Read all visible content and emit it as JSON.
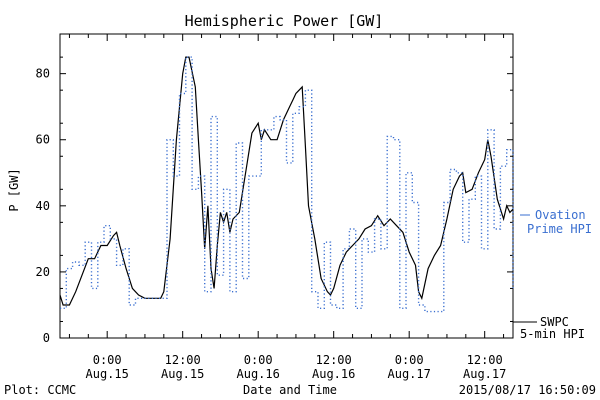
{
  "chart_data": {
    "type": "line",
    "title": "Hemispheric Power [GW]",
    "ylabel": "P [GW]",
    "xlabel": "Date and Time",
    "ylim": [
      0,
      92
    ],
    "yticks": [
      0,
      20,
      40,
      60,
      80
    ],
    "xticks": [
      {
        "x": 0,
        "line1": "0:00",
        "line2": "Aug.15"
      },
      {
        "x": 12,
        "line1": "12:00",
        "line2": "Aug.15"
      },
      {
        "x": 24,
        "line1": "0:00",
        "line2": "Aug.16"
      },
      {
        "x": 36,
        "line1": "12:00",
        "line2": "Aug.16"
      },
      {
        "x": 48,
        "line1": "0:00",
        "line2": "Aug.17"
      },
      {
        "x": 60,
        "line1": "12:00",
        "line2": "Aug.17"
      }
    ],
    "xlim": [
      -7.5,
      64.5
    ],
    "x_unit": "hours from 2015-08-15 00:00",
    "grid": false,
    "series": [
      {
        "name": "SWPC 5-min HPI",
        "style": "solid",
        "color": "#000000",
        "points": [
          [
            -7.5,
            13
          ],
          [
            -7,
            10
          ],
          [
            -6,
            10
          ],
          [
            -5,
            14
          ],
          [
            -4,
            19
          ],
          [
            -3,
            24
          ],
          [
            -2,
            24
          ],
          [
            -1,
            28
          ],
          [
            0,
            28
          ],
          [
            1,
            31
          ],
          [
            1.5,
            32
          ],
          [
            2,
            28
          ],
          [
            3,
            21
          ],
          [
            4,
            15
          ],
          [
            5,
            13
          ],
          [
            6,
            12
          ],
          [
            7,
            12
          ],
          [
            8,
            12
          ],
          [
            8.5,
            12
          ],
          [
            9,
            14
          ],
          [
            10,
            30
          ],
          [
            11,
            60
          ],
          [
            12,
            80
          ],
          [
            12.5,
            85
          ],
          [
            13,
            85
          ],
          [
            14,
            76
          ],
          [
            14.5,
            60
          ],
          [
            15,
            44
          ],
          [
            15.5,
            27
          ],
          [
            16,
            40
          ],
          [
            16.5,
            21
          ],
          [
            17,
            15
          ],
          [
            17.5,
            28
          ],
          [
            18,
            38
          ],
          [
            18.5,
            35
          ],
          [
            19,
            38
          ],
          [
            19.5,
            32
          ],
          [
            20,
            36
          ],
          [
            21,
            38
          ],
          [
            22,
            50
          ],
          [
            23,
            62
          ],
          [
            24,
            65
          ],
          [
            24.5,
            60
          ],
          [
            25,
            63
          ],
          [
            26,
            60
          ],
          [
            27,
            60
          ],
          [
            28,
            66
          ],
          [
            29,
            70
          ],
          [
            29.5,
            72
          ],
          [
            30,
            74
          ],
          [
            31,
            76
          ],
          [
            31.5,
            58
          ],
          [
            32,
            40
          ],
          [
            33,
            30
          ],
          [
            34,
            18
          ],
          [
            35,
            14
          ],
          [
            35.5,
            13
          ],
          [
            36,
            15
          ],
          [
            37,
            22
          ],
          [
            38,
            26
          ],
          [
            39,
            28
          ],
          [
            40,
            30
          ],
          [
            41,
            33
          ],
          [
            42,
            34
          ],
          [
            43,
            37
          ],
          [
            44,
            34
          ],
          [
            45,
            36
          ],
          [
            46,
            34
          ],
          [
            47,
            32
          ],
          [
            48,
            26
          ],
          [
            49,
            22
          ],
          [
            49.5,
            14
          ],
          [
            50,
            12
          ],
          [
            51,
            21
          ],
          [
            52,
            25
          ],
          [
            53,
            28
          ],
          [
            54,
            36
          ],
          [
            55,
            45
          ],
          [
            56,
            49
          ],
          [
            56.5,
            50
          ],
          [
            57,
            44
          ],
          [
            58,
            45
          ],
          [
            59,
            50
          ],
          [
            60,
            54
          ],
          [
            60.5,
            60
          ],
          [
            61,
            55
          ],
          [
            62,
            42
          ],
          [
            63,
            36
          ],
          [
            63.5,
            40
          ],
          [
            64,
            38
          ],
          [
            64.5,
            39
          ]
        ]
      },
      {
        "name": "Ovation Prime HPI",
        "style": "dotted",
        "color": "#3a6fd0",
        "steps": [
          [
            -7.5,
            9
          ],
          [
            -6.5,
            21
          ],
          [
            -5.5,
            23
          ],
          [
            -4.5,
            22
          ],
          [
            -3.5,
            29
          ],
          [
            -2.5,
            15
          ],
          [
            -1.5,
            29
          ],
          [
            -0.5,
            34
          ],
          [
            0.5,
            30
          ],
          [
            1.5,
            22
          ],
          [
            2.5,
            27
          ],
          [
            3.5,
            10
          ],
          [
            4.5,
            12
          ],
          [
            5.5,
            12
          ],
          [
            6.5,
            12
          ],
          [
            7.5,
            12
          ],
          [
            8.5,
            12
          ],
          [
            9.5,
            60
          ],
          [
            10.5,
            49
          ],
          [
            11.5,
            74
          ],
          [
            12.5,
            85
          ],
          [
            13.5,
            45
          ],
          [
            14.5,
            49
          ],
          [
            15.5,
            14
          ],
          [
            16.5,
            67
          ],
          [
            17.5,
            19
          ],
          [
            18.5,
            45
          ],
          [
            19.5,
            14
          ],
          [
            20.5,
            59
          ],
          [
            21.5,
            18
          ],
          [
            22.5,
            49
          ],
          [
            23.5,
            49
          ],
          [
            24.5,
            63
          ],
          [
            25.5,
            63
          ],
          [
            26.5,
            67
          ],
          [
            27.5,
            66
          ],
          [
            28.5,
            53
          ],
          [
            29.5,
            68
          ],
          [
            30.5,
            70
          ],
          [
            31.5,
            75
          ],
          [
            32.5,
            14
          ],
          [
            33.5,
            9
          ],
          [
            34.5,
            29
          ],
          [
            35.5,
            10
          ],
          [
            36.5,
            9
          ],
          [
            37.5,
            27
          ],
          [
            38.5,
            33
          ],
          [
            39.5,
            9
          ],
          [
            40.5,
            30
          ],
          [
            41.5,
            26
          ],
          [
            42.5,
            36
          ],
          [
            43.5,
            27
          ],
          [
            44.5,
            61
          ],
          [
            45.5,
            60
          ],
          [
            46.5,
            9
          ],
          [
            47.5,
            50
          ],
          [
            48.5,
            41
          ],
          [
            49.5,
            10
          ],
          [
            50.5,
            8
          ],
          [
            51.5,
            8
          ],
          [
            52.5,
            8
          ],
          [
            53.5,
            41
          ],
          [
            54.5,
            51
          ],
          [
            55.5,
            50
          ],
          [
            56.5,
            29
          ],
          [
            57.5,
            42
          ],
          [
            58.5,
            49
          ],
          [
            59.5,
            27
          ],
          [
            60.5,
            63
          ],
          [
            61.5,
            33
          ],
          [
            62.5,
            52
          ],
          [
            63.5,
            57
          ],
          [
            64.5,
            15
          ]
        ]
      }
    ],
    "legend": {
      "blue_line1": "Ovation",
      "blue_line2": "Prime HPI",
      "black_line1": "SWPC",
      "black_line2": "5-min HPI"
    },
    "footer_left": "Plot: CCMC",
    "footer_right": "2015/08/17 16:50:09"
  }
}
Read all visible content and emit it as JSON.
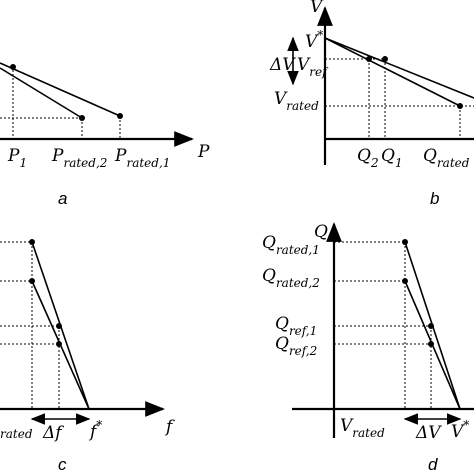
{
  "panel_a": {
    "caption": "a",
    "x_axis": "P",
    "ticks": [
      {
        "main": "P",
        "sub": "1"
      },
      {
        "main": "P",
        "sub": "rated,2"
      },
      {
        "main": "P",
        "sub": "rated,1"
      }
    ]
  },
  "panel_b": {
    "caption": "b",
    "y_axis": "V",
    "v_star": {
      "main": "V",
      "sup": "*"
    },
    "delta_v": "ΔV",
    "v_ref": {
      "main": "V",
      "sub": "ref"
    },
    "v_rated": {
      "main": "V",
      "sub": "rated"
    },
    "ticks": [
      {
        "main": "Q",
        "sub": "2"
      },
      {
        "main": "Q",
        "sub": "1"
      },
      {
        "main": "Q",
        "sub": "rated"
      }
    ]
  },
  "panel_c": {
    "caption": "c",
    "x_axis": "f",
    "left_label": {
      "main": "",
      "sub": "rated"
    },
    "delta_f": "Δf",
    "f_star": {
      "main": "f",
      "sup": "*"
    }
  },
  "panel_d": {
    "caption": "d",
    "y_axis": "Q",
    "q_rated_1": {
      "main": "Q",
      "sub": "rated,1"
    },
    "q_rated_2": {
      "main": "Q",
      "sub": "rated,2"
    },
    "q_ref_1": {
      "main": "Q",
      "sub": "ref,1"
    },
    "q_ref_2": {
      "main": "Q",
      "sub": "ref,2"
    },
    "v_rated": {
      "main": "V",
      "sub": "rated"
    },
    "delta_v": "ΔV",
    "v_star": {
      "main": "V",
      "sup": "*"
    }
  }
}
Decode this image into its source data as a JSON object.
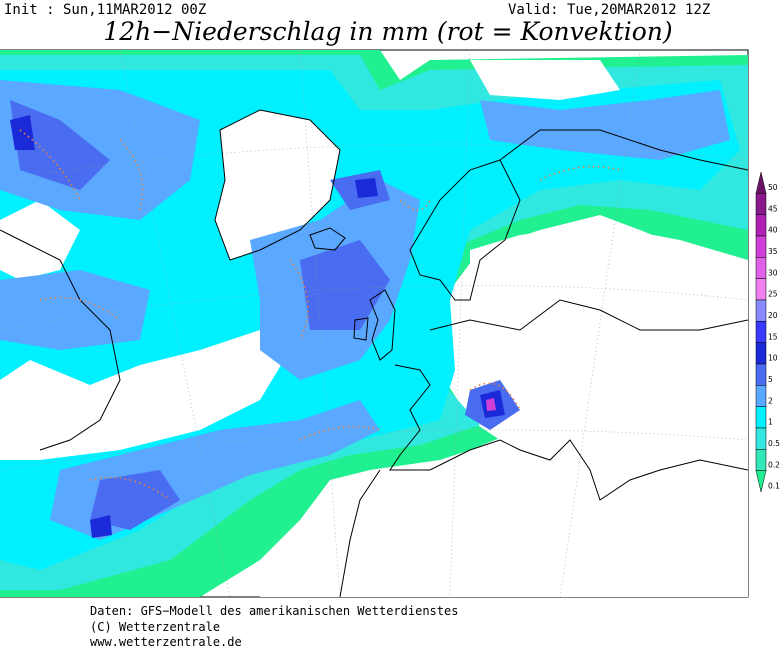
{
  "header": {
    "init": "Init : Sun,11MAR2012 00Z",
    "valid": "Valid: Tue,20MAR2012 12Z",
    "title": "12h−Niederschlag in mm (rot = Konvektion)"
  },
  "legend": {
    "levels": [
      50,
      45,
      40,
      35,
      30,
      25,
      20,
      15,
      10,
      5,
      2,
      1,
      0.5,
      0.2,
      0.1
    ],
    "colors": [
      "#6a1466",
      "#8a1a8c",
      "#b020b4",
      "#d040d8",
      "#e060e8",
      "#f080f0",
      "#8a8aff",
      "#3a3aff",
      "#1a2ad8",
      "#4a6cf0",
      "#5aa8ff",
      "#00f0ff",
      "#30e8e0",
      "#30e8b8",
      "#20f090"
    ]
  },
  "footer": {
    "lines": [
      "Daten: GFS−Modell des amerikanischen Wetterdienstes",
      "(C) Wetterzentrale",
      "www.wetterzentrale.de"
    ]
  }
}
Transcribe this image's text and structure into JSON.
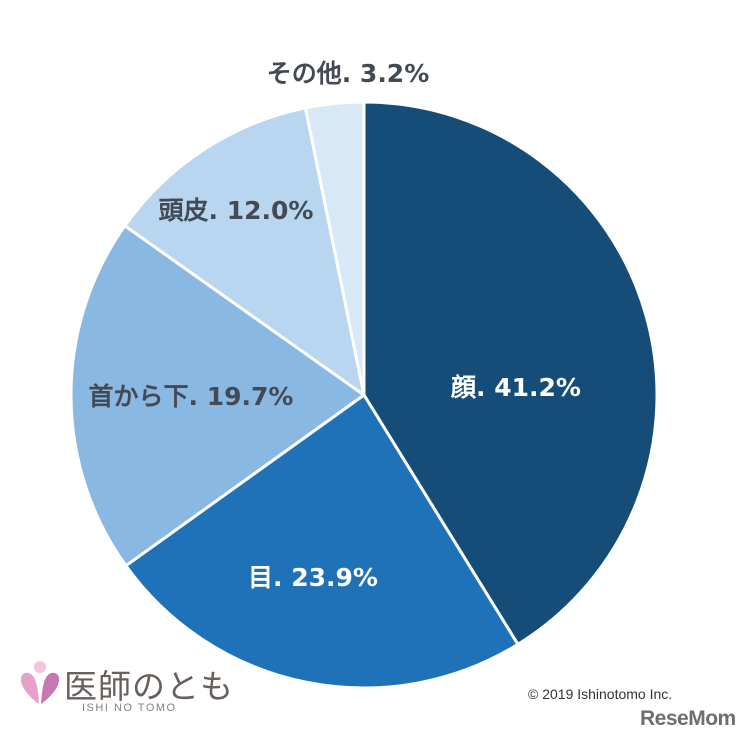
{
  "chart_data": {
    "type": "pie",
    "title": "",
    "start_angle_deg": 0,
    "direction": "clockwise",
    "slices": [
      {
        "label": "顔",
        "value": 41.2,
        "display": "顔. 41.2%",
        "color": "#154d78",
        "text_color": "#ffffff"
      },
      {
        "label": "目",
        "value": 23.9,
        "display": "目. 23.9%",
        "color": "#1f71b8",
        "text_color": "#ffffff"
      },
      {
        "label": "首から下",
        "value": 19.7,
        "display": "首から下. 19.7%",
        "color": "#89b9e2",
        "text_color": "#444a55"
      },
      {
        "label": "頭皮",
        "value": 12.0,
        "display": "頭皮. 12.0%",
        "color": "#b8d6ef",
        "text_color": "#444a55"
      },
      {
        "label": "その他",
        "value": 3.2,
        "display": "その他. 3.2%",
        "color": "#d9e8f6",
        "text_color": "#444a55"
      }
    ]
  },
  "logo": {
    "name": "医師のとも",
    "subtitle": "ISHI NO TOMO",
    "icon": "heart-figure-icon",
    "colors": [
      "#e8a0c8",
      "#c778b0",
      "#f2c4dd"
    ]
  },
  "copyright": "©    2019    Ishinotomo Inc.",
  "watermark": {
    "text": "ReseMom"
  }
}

----

Using the listing above, pick out each line that contains the word "into", then copy it.

Decode this image into its source data as a JSON object.
Transcribe this image's text and structure into JSON.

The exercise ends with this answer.